** Data for processing **
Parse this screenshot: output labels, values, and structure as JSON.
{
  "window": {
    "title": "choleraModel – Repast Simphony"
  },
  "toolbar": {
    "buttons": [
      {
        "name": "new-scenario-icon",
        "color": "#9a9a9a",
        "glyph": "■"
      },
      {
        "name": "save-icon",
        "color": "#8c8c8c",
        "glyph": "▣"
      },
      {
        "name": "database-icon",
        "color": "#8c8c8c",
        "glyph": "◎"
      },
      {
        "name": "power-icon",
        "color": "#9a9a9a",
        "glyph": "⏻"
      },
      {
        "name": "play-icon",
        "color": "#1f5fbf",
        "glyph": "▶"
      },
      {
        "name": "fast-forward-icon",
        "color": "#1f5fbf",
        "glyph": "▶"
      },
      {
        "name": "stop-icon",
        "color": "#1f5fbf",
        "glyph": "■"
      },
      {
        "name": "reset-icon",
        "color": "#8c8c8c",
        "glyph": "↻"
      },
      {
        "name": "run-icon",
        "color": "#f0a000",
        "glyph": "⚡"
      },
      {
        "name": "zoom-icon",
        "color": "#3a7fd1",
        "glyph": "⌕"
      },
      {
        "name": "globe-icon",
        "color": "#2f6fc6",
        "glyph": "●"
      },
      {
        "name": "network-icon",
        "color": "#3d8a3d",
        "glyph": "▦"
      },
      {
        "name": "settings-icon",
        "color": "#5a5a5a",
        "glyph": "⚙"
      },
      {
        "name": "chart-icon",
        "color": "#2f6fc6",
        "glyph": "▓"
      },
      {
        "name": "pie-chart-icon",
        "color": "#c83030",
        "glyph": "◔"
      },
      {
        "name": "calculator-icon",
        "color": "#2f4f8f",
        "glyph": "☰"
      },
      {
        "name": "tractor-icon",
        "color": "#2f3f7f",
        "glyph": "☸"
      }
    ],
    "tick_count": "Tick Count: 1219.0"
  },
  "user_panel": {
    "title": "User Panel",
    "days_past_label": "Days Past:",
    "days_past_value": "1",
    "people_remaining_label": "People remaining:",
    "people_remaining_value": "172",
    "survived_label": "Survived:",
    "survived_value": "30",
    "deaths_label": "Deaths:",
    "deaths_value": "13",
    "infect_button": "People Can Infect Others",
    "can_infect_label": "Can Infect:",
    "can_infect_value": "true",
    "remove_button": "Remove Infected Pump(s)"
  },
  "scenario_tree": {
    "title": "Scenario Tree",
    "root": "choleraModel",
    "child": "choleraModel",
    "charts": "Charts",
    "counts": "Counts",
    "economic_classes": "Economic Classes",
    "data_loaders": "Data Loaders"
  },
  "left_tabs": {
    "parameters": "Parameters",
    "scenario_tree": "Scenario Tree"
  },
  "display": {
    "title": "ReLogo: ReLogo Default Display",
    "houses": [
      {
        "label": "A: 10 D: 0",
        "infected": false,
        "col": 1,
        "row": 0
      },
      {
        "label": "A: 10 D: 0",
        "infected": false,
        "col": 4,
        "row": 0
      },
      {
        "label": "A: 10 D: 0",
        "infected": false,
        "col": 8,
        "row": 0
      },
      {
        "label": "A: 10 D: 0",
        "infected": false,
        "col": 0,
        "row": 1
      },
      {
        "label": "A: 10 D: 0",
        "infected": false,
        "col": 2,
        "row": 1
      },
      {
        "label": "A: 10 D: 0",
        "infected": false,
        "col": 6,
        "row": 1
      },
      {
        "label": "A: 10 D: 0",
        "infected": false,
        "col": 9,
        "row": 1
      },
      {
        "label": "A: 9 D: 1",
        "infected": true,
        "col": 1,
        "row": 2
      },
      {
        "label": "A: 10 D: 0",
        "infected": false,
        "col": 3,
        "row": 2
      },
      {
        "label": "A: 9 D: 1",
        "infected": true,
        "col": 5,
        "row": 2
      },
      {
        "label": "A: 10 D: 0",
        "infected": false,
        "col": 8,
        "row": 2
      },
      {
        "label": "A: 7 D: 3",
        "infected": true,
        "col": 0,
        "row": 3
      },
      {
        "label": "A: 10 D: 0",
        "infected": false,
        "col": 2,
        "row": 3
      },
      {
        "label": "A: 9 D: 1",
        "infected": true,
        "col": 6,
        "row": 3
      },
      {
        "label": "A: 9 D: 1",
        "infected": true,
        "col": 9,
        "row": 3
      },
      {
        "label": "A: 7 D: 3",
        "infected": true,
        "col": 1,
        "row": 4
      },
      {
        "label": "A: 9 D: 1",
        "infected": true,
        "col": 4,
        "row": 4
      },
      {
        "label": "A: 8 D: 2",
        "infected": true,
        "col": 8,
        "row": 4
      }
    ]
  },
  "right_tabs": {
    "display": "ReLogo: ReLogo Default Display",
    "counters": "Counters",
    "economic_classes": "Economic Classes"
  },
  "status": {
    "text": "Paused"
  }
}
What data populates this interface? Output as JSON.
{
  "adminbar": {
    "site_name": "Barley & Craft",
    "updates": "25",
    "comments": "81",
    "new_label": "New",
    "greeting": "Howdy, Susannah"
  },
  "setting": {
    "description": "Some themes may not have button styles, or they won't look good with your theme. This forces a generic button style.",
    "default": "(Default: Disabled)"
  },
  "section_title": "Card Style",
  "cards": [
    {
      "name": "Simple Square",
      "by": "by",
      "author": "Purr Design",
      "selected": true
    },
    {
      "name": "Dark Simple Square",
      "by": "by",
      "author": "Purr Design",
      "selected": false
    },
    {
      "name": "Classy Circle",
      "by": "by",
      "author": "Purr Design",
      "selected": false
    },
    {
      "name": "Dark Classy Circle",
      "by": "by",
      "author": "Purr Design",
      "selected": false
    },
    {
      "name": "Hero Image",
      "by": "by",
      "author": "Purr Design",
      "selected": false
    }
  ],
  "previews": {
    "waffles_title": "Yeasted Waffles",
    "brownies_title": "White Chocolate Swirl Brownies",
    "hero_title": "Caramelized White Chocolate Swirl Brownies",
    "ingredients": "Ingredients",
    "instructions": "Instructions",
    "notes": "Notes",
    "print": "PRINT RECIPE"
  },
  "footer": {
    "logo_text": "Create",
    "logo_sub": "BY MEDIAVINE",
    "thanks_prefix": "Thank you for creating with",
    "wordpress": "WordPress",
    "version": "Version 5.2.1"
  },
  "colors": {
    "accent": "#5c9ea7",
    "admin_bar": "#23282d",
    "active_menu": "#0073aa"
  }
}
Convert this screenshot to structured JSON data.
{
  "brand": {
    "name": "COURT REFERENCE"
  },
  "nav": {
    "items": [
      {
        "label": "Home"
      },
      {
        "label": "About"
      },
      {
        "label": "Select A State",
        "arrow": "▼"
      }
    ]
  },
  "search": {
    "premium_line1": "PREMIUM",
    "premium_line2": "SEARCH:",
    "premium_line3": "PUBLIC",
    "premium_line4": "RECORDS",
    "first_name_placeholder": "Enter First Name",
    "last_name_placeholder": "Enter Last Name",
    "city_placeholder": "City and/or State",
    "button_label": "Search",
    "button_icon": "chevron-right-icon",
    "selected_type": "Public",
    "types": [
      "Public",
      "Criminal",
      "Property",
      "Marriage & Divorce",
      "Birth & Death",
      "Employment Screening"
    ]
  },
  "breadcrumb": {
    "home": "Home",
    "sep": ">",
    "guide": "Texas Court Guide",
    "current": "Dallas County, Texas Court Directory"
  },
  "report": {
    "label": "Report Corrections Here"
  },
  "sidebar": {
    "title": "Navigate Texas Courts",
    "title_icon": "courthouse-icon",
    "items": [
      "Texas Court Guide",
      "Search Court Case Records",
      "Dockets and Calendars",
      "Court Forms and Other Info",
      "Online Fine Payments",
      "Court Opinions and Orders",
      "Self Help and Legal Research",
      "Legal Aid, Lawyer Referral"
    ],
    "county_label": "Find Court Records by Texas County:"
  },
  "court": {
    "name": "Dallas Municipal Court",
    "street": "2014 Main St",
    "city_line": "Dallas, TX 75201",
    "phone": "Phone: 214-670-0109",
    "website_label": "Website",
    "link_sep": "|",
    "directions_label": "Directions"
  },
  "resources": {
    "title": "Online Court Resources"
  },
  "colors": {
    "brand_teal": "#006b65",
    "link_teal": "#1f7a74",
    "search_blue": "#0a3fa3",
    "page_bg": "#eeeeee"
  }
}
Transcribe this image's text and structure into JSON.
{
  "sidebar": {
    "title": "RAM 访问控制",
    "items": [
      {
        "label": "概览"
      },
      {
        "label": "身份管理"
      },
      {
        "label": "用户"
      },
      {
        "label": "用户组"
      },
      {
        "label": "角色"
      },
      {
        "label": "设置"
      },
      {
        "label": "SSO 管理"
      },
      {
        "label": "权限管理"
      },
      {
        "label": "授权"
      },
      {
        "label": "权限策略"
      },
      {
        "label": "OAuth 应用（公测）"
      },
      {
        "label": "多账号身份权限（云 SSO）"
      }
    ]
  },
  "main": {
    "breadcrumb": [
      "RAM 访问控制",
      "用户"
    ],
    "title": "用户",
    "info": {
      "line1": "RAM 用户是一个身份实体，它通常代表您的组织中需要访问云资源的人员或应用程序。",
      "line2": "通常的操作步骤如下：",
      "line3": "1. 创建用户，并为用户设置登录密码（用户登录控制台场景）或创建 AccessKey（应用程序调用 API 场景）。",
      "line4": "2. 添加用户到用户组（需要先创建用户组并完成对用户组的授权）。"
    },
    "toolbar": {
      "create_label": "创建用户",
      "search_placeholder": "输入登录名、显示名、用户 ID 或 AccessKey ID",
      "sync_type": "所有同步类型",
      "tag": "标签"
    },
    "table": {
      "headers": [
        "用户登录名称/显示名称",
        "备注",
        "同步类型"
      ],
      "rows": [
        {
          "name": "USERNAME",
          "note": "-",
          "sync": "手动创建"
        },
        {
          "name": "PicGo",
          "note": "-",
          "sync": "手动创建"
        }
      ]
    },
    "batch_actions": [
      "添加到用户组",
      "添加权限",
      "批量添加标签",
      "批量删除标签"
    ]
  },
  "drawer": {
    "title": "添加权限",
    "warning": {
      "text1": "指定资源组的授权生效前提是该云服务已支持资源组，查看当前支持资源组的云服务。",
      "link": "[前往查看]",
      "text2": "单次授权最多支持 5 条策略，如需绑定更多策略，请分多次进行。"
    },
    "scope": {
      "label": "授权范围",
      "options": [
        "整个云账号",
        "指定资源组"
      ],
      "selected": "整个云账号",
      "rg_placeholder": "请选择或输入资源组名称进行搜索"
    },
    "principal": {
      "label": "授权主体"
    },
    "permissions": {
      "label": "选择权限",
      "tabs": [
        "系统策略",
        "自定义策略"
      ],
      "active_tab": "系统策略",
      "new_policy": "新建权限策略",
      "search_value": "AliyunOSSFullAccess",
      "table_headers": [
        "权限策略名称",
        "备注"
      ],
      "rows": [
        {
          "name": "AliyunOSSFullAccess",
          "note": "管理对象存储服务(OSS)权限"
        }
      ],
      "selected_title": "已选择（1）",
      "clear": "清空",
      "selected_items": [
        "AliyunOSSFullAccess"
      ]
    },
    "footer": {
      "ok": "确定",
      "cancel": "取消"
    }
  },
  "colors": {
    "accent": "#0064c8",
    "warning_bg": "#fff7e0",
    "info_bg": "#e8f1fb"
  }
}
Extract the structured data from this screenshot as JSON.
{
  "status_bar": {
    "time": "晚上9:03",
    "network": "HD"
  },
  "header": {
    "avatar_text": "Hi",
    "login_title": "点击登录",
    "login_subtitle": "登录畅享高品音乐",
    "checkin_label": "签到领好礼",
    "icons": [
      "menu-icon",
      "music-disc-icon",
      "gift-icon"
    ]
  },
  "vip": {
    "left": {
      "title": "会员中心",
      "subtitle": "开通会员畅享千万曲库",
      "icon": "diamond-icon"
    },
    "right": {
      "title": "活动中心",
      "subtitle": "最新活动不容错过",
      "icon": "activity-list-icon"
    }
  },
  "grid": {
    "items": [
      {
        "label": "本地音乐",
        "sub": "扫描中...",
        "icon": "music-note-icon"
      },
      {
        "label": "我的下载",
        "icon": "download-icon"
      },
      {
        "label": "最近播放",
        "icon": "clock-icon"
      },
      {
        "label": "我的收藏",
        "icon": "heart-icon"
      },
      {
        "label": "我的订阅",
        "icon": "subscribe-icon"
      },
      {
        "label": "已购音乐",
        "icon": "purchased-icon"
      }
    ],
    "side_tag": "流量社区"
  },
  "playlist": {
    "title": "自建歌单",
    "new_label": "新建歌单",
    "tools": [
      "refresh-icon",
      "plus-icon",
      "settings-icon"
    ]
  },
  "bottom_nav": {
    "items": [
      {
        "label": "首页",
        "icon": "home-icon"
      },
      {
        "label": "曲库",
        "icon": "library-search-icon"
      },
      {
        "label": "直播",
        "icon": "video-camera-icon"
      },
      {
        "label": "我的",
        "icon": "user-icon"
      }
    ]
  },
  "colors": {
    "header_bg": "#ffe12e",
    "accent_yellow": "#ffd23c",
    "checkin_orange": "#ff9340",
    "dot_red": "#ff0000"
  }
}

** Exercise **
Take every line that includes the string "Swirl" and copy it.

** Finished answer **
    "brownies_title": "White Chocolate Swirl Brownies",
    "hero_title": "Caramelized White Chocolate Swirl Brownies",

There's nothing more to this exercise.